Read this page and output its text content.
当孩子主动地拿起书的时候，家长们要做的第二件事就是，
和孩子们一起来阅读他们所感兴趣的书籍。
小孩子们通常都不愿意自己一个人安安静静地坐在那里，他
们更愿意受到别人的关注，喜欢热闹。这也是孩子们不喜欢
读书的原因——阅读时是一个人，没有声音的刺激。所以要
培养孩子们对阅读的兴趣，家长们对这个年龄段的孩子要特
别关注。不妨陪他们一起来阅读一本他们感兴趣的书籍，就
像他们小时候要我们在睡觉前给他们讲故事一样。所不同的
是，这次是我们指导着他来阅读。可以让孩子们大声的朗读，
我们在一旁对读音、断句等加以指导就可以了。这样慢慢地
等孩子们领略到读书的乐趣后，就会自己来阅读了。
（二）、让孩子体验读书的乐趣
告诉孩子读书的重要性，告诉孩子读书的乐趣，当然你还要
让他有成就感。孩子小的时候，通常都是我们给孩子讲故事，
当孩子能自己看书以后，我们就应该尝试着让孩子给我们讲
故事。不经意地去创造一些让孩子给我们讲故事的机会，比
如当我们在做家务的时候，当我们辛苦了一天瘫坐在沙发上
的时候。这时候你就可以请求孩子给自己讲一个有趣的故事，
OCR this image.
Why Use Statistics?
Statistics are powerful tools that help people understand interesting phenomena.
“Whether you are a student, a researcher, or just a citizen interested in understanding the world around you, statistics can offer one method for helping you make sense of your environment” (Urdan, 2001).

──────────────────────────────

__Goal__:
Produce an exact copy of all the records.

__Exercise solution__:
Read this page and output its text content.
当孩子主动地拿起书的时候，家长们要做的第二件事就是，
和孩子们一起来阅读他们所感兴趣的书籍。
小孩子们通常都不愿意自己一个人安安静静地坐在那里，他
们更愿意受到别人的关注，喜欢热闹。这也是孩子们不喜欢
读书的原因——阅读时是一个人，没有声音的刺激。所以要
培养孩子们对阅读的兴趣，家长们对这个年龄段的孩子要特
别关注。不妨陪他们一起来阅读一本他们感兴趣的书籍，就
像他们小时候要我们在睡觉前给他们讲故事一样。所不同的
是，这次是我们指导着他来阅读。可以让孩子们大声的朗读，
我们在一旁对读音、断句等加以指导就可以了。这样慢慢地
等孩子们领略到读书的乐趣后，就会自己来阅读了。
（二）、让孩子体验读书的乐趣
告诉孩子读书的重要性，告诉孩子读书的乐趣，当然你还要
让他有成就感。孩子小的时候，通常都是我们给孩子讲故事，
当孩子能自己看书以后，我们就应该尝试着让孩子给我们讲
故事。不经意地去创造一些让孩子给我们讲故事的机会，比
如当我们在做家务的时候，当我们辛苦了一天瘫坐在沙发上
的时候。这时候你就可以请求孩子给自己讲一个有趣的故事，
OCR this image.
Why Use Statistics?
Statistics are powerful tools that help people understand interesting phenomena.
“Whether you are a student, a researcher, or just a citizen interested in understanding the world around you, statistics can offer one method for helping you make sense of your environment” (Urdan, 2001).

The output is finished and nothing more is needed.